- **Exercise directions**
Collect each line containing "JSON".

* begin *

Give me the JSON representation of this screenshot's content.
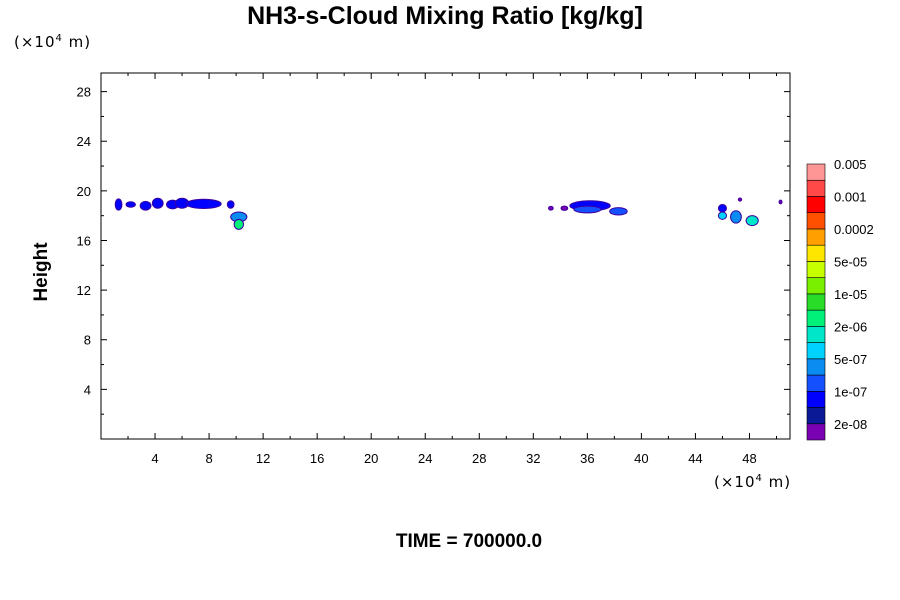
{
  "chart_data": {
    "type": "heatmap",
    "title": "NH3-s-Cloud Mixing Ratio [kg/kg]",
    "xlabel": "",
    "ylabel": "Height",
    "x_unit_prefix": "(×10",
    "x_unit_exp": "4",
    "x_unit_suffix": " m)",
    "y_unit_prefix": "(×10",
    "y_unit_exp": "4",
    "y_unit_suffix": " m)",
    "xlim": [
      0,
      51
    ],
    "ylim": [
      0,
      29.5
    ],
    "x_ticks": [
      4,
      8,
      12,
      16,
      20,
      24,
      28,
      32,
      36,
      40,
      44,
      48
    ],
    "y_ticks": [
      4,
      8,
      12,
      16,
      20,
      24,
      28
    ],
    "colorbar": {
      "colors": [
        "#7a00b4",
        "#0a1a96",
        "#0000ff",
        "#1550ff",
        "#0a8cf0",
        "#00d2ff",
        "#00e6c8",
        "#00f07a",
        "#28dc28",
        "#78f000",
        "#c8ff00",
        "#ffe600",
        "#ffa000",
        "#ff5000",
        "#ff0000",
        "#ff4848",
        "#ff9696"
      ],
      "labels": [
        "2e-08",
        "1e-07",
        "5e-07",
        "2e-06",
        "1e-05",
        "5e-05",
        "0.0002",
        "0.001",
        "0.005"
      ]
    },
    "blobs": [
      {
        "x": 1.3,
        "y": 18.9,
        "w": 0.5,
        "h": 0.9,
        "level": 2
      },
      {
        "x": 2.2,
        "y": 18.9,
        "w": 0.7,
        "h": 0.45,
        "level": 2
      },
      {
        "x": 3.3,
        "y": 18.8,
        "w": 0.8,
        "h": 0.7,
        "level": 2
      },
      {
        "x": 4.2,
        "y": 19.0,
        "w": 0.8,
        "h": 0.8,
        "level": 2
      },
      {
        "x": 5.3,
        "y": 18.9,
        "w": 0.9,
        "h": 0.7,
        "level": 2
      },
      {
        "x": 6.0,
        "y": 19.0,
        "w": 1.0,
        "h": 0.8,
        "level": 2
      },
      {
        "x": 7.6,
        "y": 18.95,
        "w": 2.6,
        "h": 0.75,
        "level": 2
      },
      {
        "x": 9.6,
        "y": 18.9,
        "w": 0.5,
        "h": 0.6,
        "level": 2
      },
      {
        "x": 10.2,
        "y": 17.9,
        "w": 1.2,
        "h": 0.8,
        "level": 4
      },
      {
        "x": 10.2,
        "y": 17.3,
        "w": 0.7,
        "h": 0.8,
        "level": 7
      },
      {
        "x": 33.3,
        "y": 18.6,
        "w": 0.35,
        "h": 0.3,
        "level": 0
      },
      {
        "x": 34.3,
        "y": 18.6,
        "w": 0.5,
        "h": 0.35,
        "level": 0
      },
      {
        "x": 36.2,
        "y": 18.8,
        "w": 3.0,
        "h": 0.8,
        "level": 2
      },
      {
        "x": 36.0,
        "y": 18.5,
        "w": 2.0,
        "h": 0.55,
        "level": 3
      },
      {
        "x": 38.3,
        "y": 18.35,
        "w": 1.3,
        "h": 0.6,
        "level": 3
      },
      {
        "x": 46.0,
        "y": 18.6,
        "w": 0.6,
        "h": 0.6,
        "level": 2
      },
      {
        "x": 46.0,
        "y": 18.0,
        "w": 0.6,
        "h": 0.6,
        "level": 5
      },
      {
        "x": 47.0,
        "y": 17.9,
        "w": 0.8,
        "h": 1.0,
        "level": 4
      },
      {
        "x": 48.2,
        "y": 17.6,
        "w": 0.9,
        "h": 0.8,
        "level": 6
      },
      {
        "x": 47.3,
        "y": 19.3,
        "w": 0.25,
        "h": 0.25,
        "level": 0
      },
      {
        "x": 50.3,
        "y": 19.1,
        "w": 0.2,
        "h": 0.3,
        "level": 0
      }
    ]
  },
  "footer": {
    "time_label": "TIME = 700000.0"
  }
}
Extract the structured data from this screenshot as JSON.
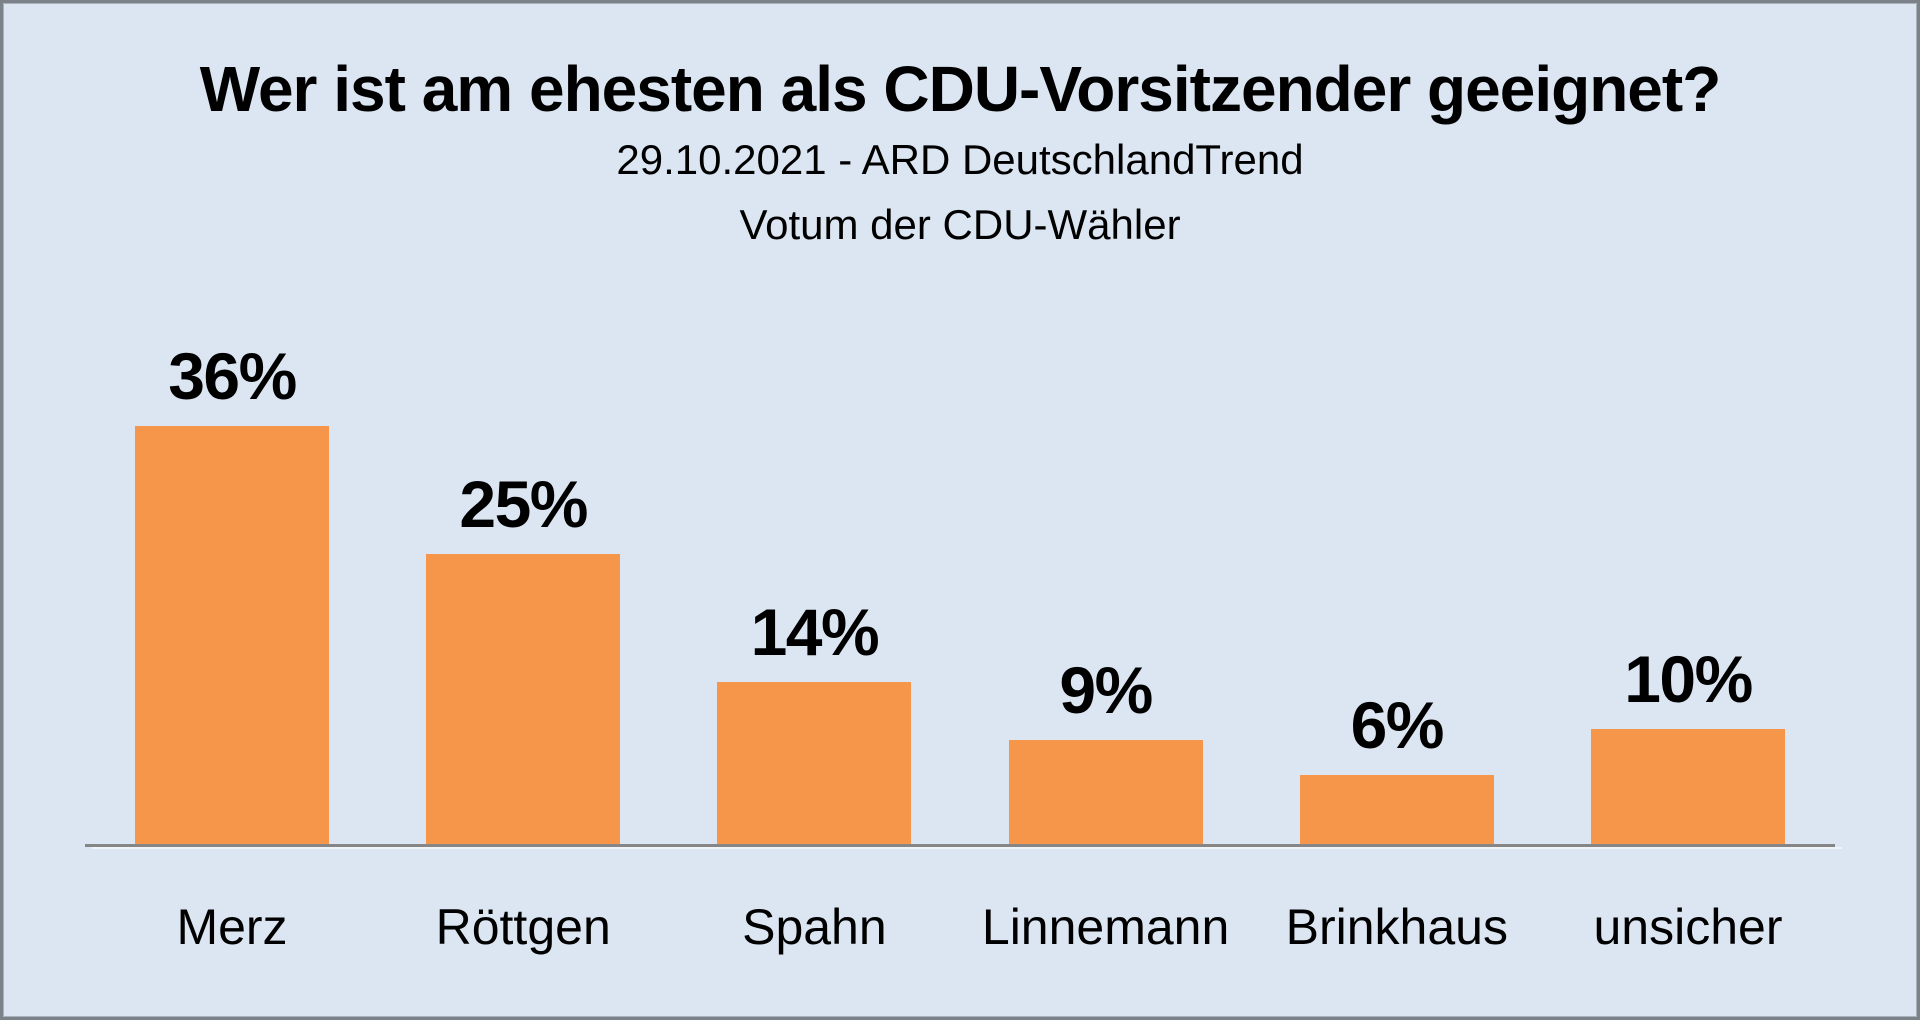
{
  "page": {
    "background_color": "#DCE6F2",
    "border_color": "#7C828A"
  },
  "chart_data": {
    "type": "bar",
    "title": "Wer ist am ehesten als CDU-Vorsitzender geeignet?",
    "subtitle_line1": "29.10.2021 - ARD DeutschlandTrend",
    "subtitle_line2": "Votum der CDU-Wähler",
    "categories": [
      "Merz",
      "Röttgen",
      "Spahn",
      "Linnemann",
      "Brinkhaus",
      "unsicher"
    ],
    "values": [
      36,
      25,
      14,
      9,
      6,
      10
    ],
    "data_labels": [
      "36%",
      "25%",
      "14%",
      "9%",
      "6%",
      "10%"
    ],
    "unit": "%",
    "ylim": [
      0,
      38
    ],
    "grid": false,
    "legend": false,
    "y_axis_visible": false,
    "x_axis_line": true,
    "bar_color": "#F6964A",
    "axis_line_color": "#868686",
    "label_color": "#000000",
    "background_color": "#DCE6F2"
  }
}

* end *

- **Answer for this exercise**
Give me the JSON representation of this screenshot's content.
Extract the structured data from this screenshot as JSON.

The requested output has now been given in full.